#### MATERIALS PROVIDED:
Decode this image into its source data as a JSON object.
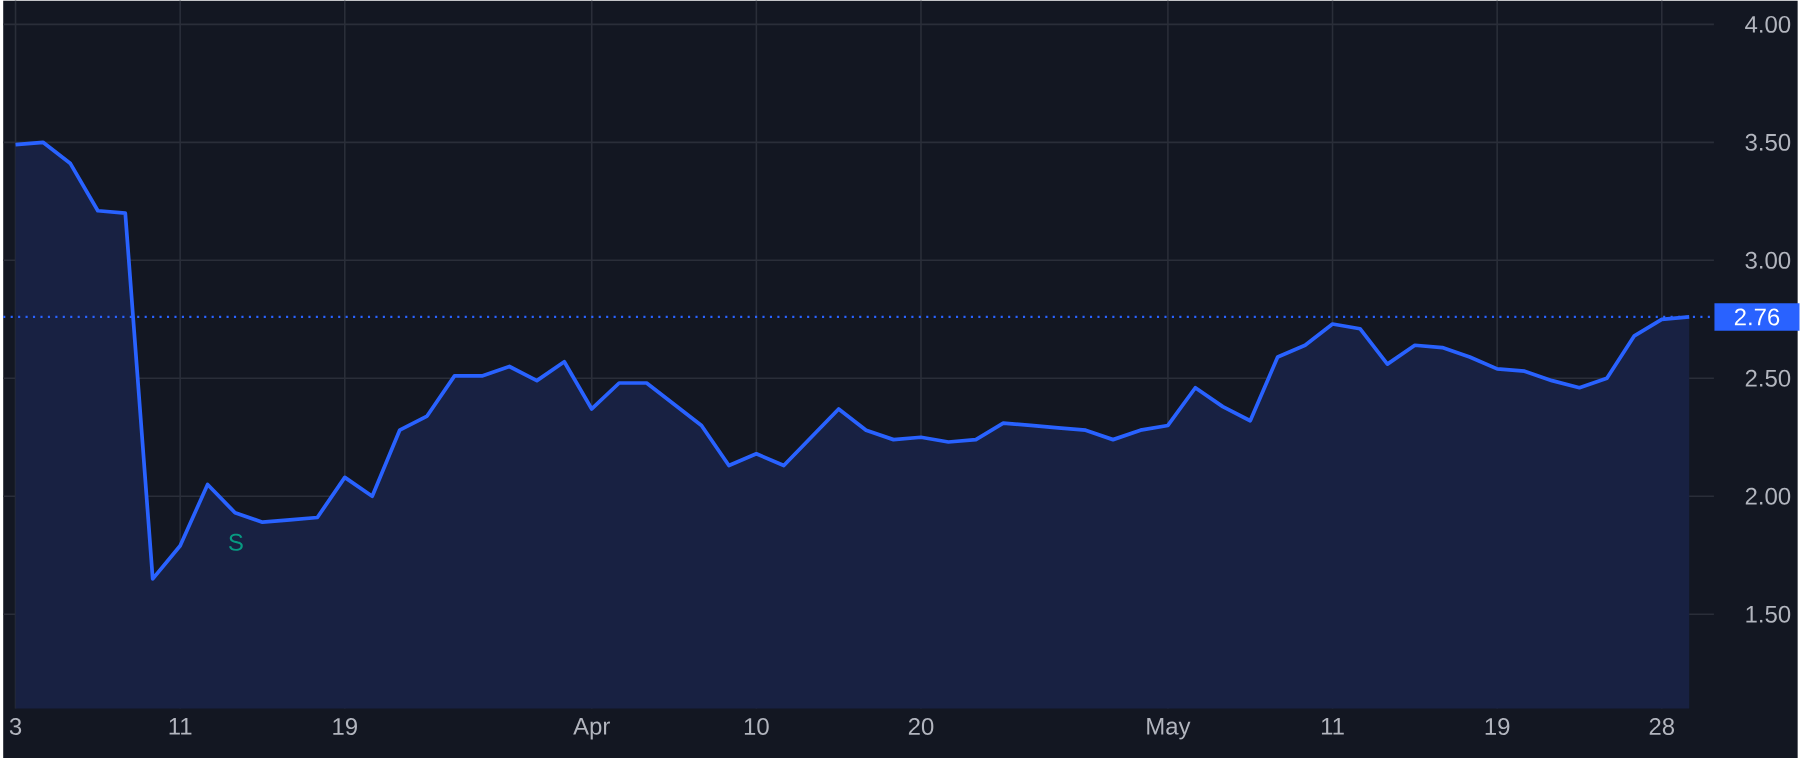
{
  "chart_data": {
    "type": "area",
    "categories": [
      "3",
      null,
      null,
      null,
      null,
      null,
      "11",
      null,
      null,
      null,
      null,
      null,
      "19",
      null,
      null,
      null,
      null,
      null,
      null,
      null,
      null,
      "Apr",
      null,
      null,
      null,
      null,
      null,
      "10",
      null,
      null,
      null,
      null,
      null,
      "20",
      null,
      null,
      null,
      null,
      null,
      null,
      null,
      null,
      "May",
      null,
      null,
      null,
      null,
      null,
      "11",
      null,
      null,
      null,
      null,
      null,
      "19",
      null,
      null,
      null,
      null,
      null,
      "28",
      null
    ],
    "series": [
      {
        "color": "#2962ff",
        "values": [
          3.49,
          3.5,
          3.41,
          3.21,
          3.2,
          1.65,
          1.79,
          2.05,
          1.93,
          1.89,
          1.9,
          1.91,
          2.08,
          2.0,
          2.28,
          2.34,
          2.51,
          2.51,
          2.55,
          2.49,
          2.57,
          2.37,
          2.48,
          2.48,
          2.39,
          2.3,
          2.13,
          2.18,
          2.13,
          2.25,
          2.37,
          2.28,
          2.24,
          2.25,
          2.23,
          2.24,
          2.31,
          2.3,
          2.29,
          2.28,
          2.24,
          2.28,
          2.3,
          2.46,
          2.38,
          2.32,
          2.59,
          2.64,
          2.73,
          2.71,
          2.56,
          2.64,
          2.63,
          2.59,
          2.54,
          2.53,
          2.49,
          2.46,
          2.5,
          2.68,
          2.75,
          2.76
        ]
      }
    ],
    "ylim": [
      1.1,
      4.1
    ],
    "yticks": [
      {
        "value": 1.5,
        "label": "1.50"
      },
      {
        "value": 2.0,
        "label": "2.00"
      },
      {
        "value": 2.5,
        "label": "2.50"
      },
      {
        "value": 3.0,
        "label": "3.00"
      },
      {
        "value": 3.5,
        "label": "3.50"
      },
      {
        "value": 4.0,
        "label": "4.00"
      }
    ],
    "grid": true,
    "ref_lines": [
      {
        "axis": "y",
        "value": 2.76,
        "label": "2.76",
        "color": "#2962ff",
        "line_style": "dotted"
      }
    ],
    "annotations": [
      "S"
    ]
  }
}
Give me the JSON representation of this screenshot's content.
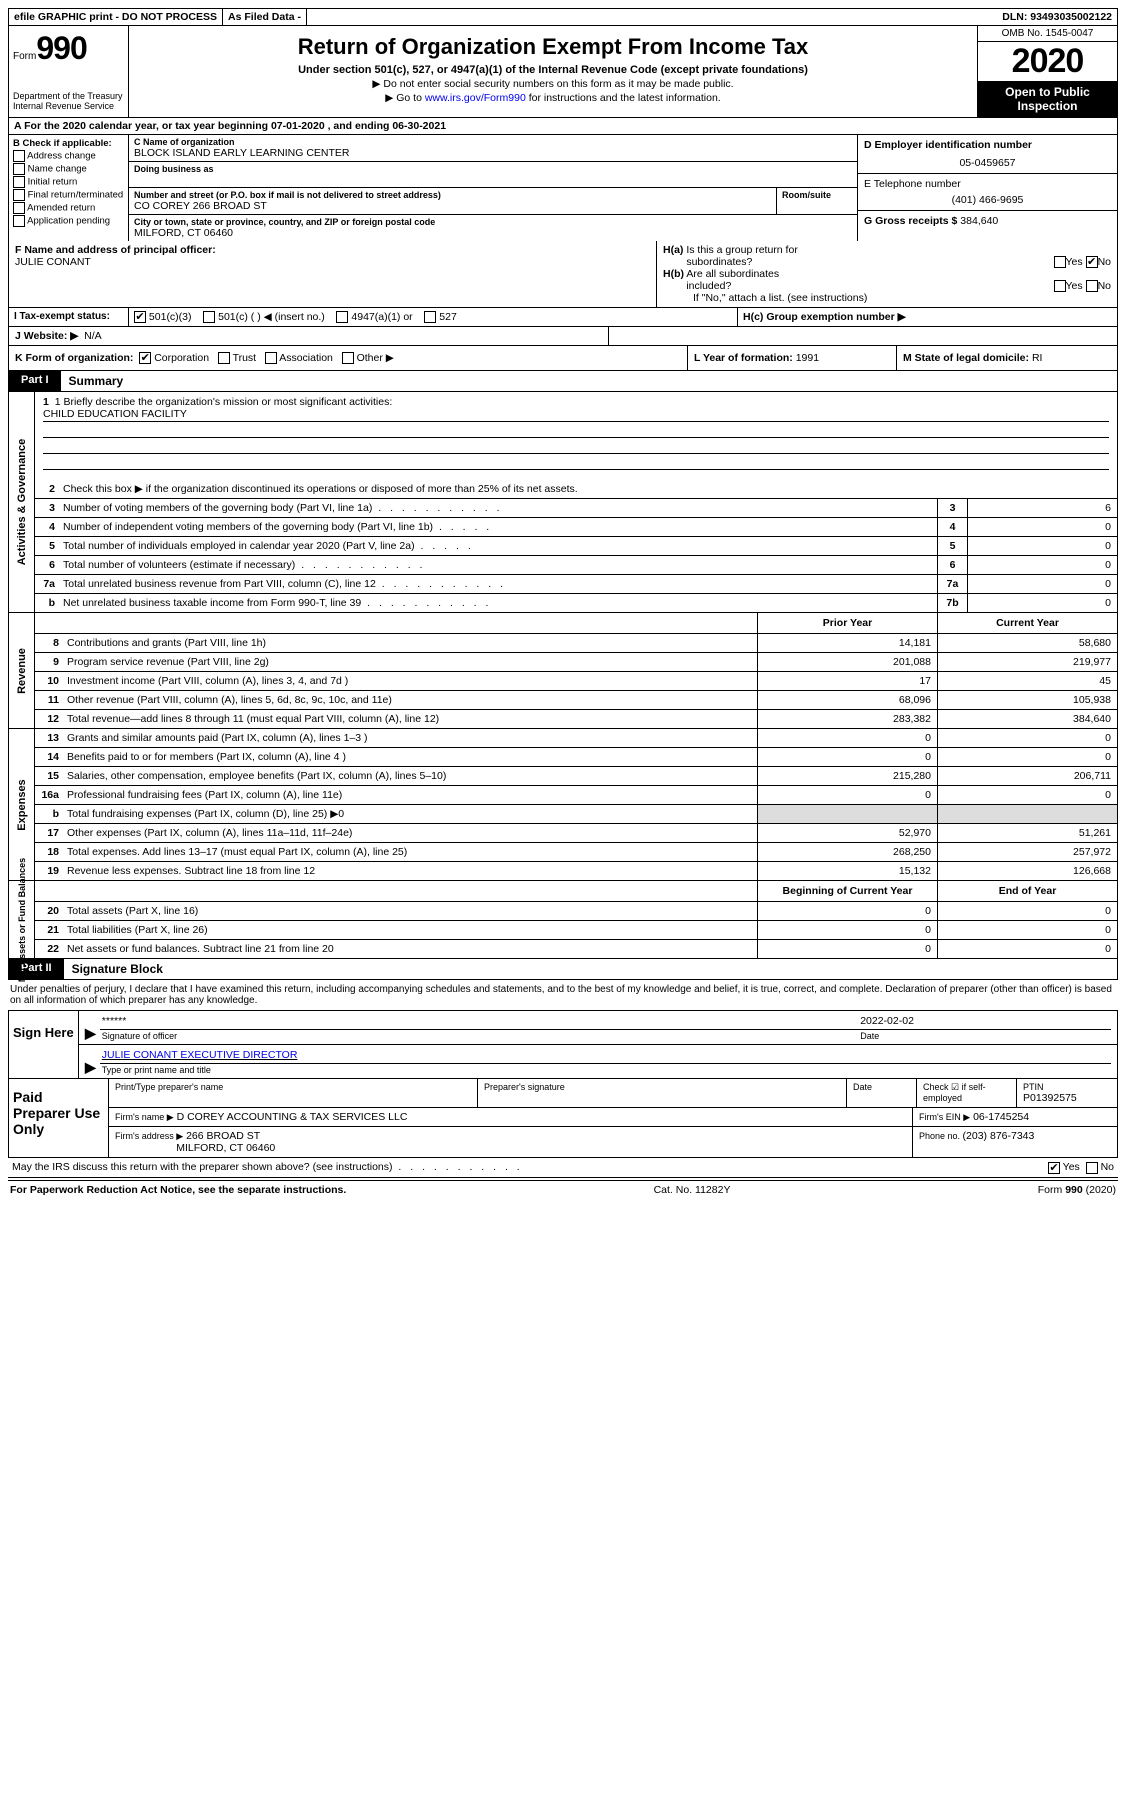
{
  "topbar": {
    "efile": "efile GRAPHIC print - DO NOT PROCESS",
    "asfiled": "As Filed Data -",
    "dln": "DLN: 93493035002122"
  },
  "header": {
    "form_label": "Form",
    "form_number": "990",
    "dept1": "Department of the Treasury",
    "dept2": "Internal Revenue Service",
    "title": "Return of Organization Exempt From Income Tax",
    "subtitle": "Under section 501(c), 527, or 4947(a)(1) of the Internal Revenue Code (except private foundations)",
    "note1": "▶ Do not enter social security numbers on this form as it may be made public.",
    "note2_pre": "▶ Go to ",
    "note2_link": "www.irs.gov/Form990",
    "note2_post": " for instructions and the latest information.",
    "omb": "OMB No. 1545-0047",
    "year": "2020",
    "otp": "Open to Public Inspection"
  },
  "rowA": "A  For the 2020 calendar year, or tax year beginning 07-01-2020   , and ending 06-30-2021",
  "colB": {
    "title": "B Check if applicable:",
    "opts": [
      "Address change",
      "Name change",
      "Initial return",
      "Final return/terminated",
      "Amended return",
      "Application pending"
    ]
  },
  "boxC": {
    "lbl": "C Name of organization",
    "val": "BLOCK ISLAND EARLY LEARNING CENTER",
    "dba_lbl": "Doing business as"
  },
  "boxAddr": {
    "lbl": "Number and street (or P.O. box if mail is not delivered to street address)",
    "room": "Room/suite",
    "val": "CO COREY 266 BROAD ST"
  },
  "boxCity": {
    "lbl": "City or town, state or province, country, and ZIP or foreign postal code",
    "val": "MILFORD, CT  06460"
  },
  "boxD": {
    "lbl": "D Employer identification number",
    "val": "05-0459657"
  },
  "boxE": {
    "lbl": "E Telephone number",
    "val": "(401) 466-9695"
  },
  "boxG": {
    "lbl": "G Gross receipts $ ",
    "val": "384,640"
  },
  "boxF": {
    "lbl": "F  Name and address of principal officer:",
    "val": "JULIE CONANT"
  },
  "boxH": {
    "a_lbl": "H(a)  Is this a group return for subordinates?",
    "b_lbl": "H(b)  Are all subordinates included?",
    "b_note": "If \"No,\" attach a list. (see instructions)",
    "c_lbl": "H(c)  Group exemption number ▶",
    "yes": "Yes",
    "no": "No"
  },
  "rowI": {
    "lbl": "I  Tax-exempt status:",
    "o1": "501(c)(3)",
    "o2": "501(c) (   ) ◀ (insert no.)",
    "o3": "4947(a)(1) or",
    "o4": "527"
  },
  "rowJ": {
    "lbl": "J  Website: ▶",
    "val": "N/A"
  },
  "rowK": {
    "lbl": "K Form of organization:",
    "o1": "Corporation",
    "o2": "Trust",
    "o3": "Association",
    "o4": "Other ▶"
  },
  "rowL": {
    "lbl": "L Year of formation: ",
    "val": "1991"
  },
  "rowM": {
    "lbl": "M State of legal domicile: ",
    "val": "RI"
  },
  "part1": {
    "tab": "Part I",
    "title": "Summary"
  },
  "mission": {
    "lbl": "1  Briefly describe the organization's mission or most significant activities:",
    "val": "CHILD EDUCATION FACILITY"
  },
  "gov": {
    "side": "Activities & Governance",
    "l2": "Check this box ▶        if the organization discontinued its operations or disposed of more than 25% of its net assets.",
    "l3": "Number of voting members of the governing body (Part VI, line 1a)",
    "l4": "Number of independent voting members of the governing body (Part VI, line 1b)",
    "l5": "Total number of individuals employed in calendar year 2020 (Part V, line 2a)",
    "l6": "Total number of volunteers (estimate if necessary)",
    "l7a": "Total unrelated business revenue from Part VIII, column (C), line 12",
    "l7b": "Net unrelated business taxable income from Form 990-T, line 39",
    "v3": "6",
    "v4": "0",
    "v5": "0",
    "v6": "0",
    "v7a": "0",
    "v7b": "0"
  },
  "rev": {
    "side": "Revenue",
    "hdr1": "Prior Year",
    "hdr2": "Current Year",
    "rows": [
      {
        "n": "8",
        "t": "Contributions and grants (Part VIII, line 1h)",
        "a": "14,181",
        "b": "58,680"
      },
      {
        "n": "9",
        "t": "Program service revenue (Part VIII, line 2g)",
        "a": "201,088",
        "b": "219,977"
      },
      {
        "n": "10",
        "t": "Investment income (Part VIII, column (A), lines 3, 4, and 7d )",
        "a": "17",
        "b": "45"
      },
      {
        "n": "11",
        "t": "Other revenue (Part VIII, column (A), lines 5, 6d, 8c, 9c, 10c, and 11e)",
        "a": "68,096",
        "b": "105,938"
      },
      {
        "n": "12",
        "t": "Total revenue—add lines 8 through 11 (must equal Part VIII, column (A), line 12)",
        "a": "283,382",
        "b": "384,640"
      }
    ]
  },
  "exp": {
    "side": "Expenses",
    "rows": [
      {
        "n": "13",
        "t": "Grants and similar amounts paid (Part IX, column (A), lines 1–3 )",
        "a": "0",
        "b": "0"
      },
      {
        "n": "14",
        "t": "Benefits paid to or for members (Part IX, column (A), line 4 )",
        "a": "0",
        "b": "0"
      },
      {
        "n": "15",
        "t": "Salaries, other compensation, employee benefits (Part IX, column (A), lines 5–10)",
        "a": "215,280",
        "b": "206,711"
      },
      {
        "n": "16a",
        "t": "Professional fundraising fees (Part IX, column (A), line 11e)",
        "a": "0",
        "b": "0"
      },
      {
        "n": "b",
        "t": "Total fundraising expenses (Part IX, column (D), line 25)  ▶0",
        "a": "",
        "b": "",
        "gray": true
      },
      {
        "n": "17",
        "t": "Other expenses (Part IX, column (A), lines 11a–11d, 11f–24e)",
        "a": "52,970",
        "b": "51,261"
      },
      {
        "n": "18",
        "t": "Total expenses. Add lines 13–17 (must equal Part IX, column (A), line 25)",
        "a": "268,250",
        "b": "257,972"
      },
      {
        "n": "19",
        "t": "Revenue less expenses. Subtract line 18 from line 12",
        "a": "15,132",
        "b": "126,668"
      }
    ]
  },
  "net": {
    "side": "Net Assets or Fund Balances",
    "hdr1": "Beginning of Current Year",
    "hdr2": "End of Year",
    "rows": [
      {
        "n": "20",
        "t": "Total assets (Part X, line 16)",
        "a": "0",
        "b": "0"
      },
      {
        "n": "21",
        "t": "Total liabilities (Part X, line 26)",
        "a": "0",
        "b": "0"
      },
      {
        "n": "22",
        "t": "Net assets or fund balances. Subtract line 21 from line 20",
        "a": "0",
        "b": "0"
      }
    ]
  },
  "part2": {
    "tab": "Part II",
    "title": "Signature Block"
  },
  "sig_intro": "Under penalties of perjury, I declare that I have examined this return, including accompanying schedules and statements, and to the best of my knowledge and belief, it is true, correct, and complete. Declaration of preparer (other than officer) is based on all information of which preparer has any knowledge.",
  "sign": {
    "label": "Sign Here",
    "stars": "******",
    "sig_lbl": "Signature of officer",
    "date": "2022-02-02",
    "date_lbl": "Date",
    "name": "JULIE CONANT  EXECUTIVE DIRECTOR",
    "name_lbl": "Type or print name and title"
  },
  "prep": {
    "label": "Paid Preparer Use Only",
    "h1": "Print/Type preparer's name",
    "h2": "Preparer's signature",
    "h3": "Date",
    "h4": "Check ☑ if self-employed",
    "h5": "PTIN",
    "ptin": "P01392575",
    "firm_lbl": "Firm's name   ▶",
    "firm": "D COREY ACCOUNTING & TAX SERVICES LLC",
    "ein_lbl": "Firm's EIN ▶",
    "ein": "06-1745254",
    "addr_lbl": "Firm's address ▶",
    "addr1": "266 BROAD ST",
    "addr2": "MILFORD, CT  06460",
    "phone_lbl": "Phone no. ",
    "phone": "(203) 876-7343"
  },
  "irs_q": "May the IRS discuss this return with the preparer shown above? (see instructions)",
  "foot": {
    "l": "For Paperwork Reduction Act Notice, see the separate instructions.",
    "m": "Cat. No. 11282Y",
    "r": "Form 990 (2020)"
  }
}
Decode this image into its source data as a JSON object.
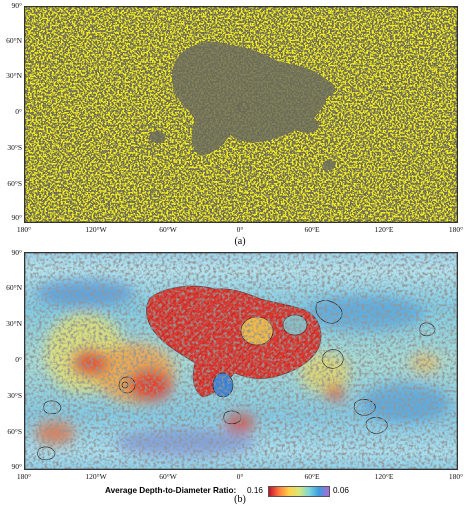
{
  "panels": {
    "a": {
      "caption": "(a)"
    },
    "b": {
      "caption": "(b)"
    }
  },
  "lat_ticks": [
    "90°",
    "60°N",
    "30°N",
    "0°",
    "30°S",
    "60°S",
    "90°"
  ],
  "lon_ticks": [
    "180°",
    "120°W",
    "60°W",
    "0°",
    "60°E",
    "120°E",
    "180°"
  ],
  "legend": {
    "title": "Average Depth-to-Diameter Ratio:",
    "min_label": "0.16",
    "max_label": "0.06",
    "colors": [
      "#c8102e",
      "#ff7b3d",
      "#ffd14a",
      "#d7e77a",
      "#7fd6d8",
      "#3b9be0",
      "#b06bd6"
    ]
  }
}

#### OBJECTIVE:
Identify and copy all lines with the word "MILFORD".

#### EXERCISE RESULT:
    "val": "MILFORD, CT  06460"
    "addr2": "MILFORD, CT  06460",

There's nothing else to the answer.